(What to produce)
Exactly what is written in the records below should be returned, minus the images.

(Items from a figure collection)
+-------+
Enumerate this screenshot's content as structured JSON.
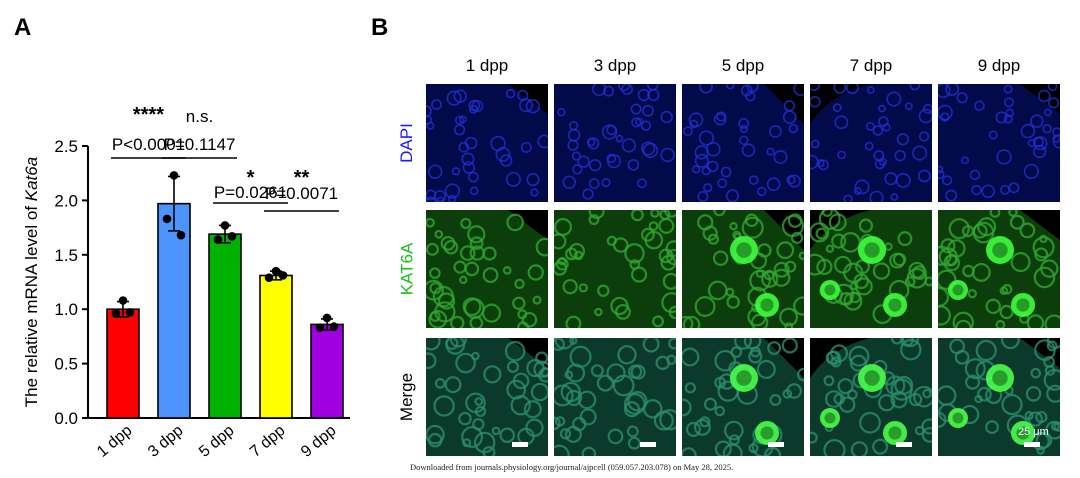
{
  "panels": {
    "a": "A",
    "b": "B"
  },
  "chart_data": {
    "type": "bar",
    "categories": [
      "1 dpp",
      "3 dpp",
      "5 dpp",
      "7 dpp",
      "9 dpp"
    ],
    "values": [
      1.0,
      1.97,
      1.69,
      1.31,
      0.86
    ],
    "errors": [
      0.07,
      0.25,
      0.08,
      0.04,
      0.05
    ],
    "points": [
      [
        1.08,
        0.96,
        0.97
      ],
      [
        2.23,
        1.83,
        1.68
      ],
      [
        1.77,
        1.64,
        1.67
      ],
      [
        1.35,
        1.29,
        1.31
      ],
      [
        0.92,
        0.83,
        0.84
      ]
    ],
    "colors": [
      "#ff0000",
      "#4d94ff",
      "#00b200",
      "#ffff00",
      "#a000e0"
    ],
    "ylabel_prefix": "The relative mRNA level of ",
    "ylabel_italic": "Kat6a",
    "xlabel": "",
    "ylim": [
      0,
      2.5
    ],
    "yticks": [
      "0.0",
      "0.5",
      "1.0",
      "1.5",
      "2.0",
      "2.5"
    ],
    "comparisons": [
      {
        "from": 0,
        "to": 1,
        "stars": "****",
        "p": "P<0.0001"
      },
      {
        "from": 1,
        "to": 2,
        "stars": "n.s.",
        "p": "P=0.1147"
      },
      {
        "from": 2,
        "to": 3,
        "stars": "*",
        "p": "P=0.0261"
      },
      {
        "from": 3,
        "to": 4,
        "stars": "**",
        "p": "P=0.0071"
      }
    ]
  },
  "micrograph": {
    "columns": [
      "1 dpp",
      "3 dpp",
      "5 dpp",
      "7 dpp",
      "9 dpp"
    ],
    "rows": [
      {
        "label": "DAPI",
        "color": "#1a1aff"
      },
      {
        "label": "KAT6A",
        "color": "#19c219"
      },
      {
        "label": "Merge",
        "color": "#000000"
      }
    ],
    "scale_label": "25 μm"
  },
  "footer": "Downloaded from journals.physiology.org/journal/ajpcell (059.057.203.078) on May 28, 2025."
}
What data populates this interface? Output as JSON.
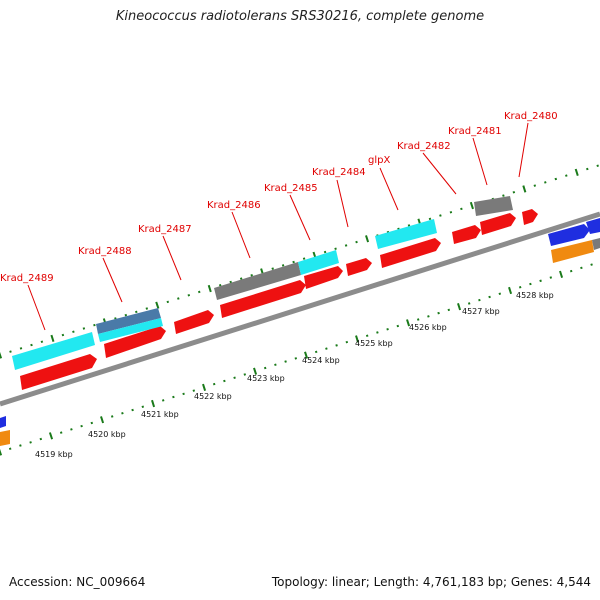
{
  "title": "Kineococcus radiotolerans SRS30216, complete genome",
  "footer": {
    "accession": "Accession: NC_009664",
    "summary": "Topology: linear; Length: 4,761,183 bp; Genes: 4,544"
  },
  "colors": {
    "gene_red": "#ee1111",
    "cyan": "#22e8f0",
    "steel": "#4a7aa8",
    "gray": "#7a7a7a",
    "blue": "#1f2ee0",
    "orange": "#f08a10",
    "tick_green": "#1a7a1a",
    "track": "#8c8c8c",
    "label_red": "#e00000"
  },
  "gene_labels": [
    "Krad_2489",
    "Krad_2488",
    "Krad_2487",
    "Krad_2486",
    "Krad_2485",
    "Krad_2484",
    "glpX",
    "Krad_2482",
    "Krad_2481",
    "Krad_2480"
  ],
  "scale_labels": [
    "4519 kbp",
    "4520 kbp",
    "4521 kbp",
    "4522 kbp",
    "4523 kbp",
    "4524 kbp",
    "4525 kbp",
    "4526 kbp",
    "4527 kbp",
    "4528 kbp"
  ]
}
+-------+
(Answer space)
Enumerate this screenshot's content as structured JSON.
{
  "panels": {
    "a": "A",
    "b": "B"
  },
  "chart_data": {
    "type": "bar",
    "categories": [
      "1 dpp",
      "3 dpp",
      "5 dpp",
      "7 dpp",
      "9 dpp"
    ],
    "values": [
      1.0,
      1.97,
      1.69,
      1.31,
      0.86
    ],
    "errors": [
      0.07,
      0.25,
      0.08,
      0.04,
      0.05
    ],
    "points": [
      [
        1.08,
        0.96,
        0.97
      ],
      [
        2.23,
        1.83,
        1.68
      ],
      [
        1.77,
        1.64,
        1.67
      ],
      [
        1.35,
        1.29,
        1.31
      ],
      [
        0.92,
        0.83,
        0.84
      ]
    ],
    "colors": [
      "#ff0000",
      "#4d94ff",
      "#00b200",
      "#ffff00",
      "#a000e0"
    ],
    "ylabel_prefix": "The relative mRNA level of ",
    "ylabel_italic": "Kat6a",
    "xlabel": "",
    "ylim": [
      0,
      2.5
    ],
    "yticks": [
      "0.0",
      "0.5",
      "1.0",
      "1.5",
      "2.0",
      "2.5"
    ],
    "comparisons": [
      {
        "from": 0,
        "to": 1,
        "stars": "****",
        "p": "P<0.0001"
      },
      {
        "from": 1,
        "to": 2,
        "stars": "n.s.",
        "p": "P=0.1147"
      },
      {
        "from": 2,
        "to": 3,
        "stars": "*",
        "p": "P=0.0261"
      },
      {
        "from": 3,
        "to": 4,
        "stars": "**",
        "p": "P=0.0071"
      }
    ]
  },
  "micrograph": {
    "columns": [
      "1 dpp",
      "3 dpp",
      "5 dpp",
      "7 dpp",
      "9 dpp"
    ],
    "rows": [
      {
        "label": "DAPI",
        "color": "#1a1aff"
      },
      {
        "label": "KAT6A",
        "color": "#19c219"
      },
      {
        "label": "Merge",
        "color": "#000000"
      }
    ],
    "scale_label": "25 μm"
  },
  "footer": "Downloaded from journals.physiology.org/journal/ajpcell (059.057.203.078) on May 28, 2025."
}
What data populates this interface? Output as JSON.
{
  "title": "Kineococcus radiotolerans SRS30216, complete genome",
  "footer": {
    "accession": "Accession: NC_009664",
    "summary": "Topology: linear; Length: 4,761,183 bp; Genes: 4,544"
  },
  "colors": {
    "gene_red": "#ee1111",
    "cyan": "#22e8f0",
    "steel": "#4a7aa8",
    "gray": "#7a7a7a",
    "blue": "#1f2ee0",
    "orange": "#f08a10",
    "tick_green": "#1a7a1a",
    "track": "#8c8c8c",
    "label_red": "#e00000"
  },
  "gene_labels": [
    "Krad_2489",
    "Krad_2488",
    "Krad_2487",
    "Krad_2486",
    "Krad_2485",
    "Krad_2484",
    "glpX",
    "Krad_2482",
    "Krad_2481",
    "Krad_2480"
  ],
  "scale_labels": [
    "4519 kbp",
    "4520 kbp",
    "4521 kbp",
    "4522 kbp",
    "4523 kbp",
    "4524 kbp",
    "4525 kbp",
    "4526 kbp",
    "4527 kbp",
    "4528 kbp"
  ]
}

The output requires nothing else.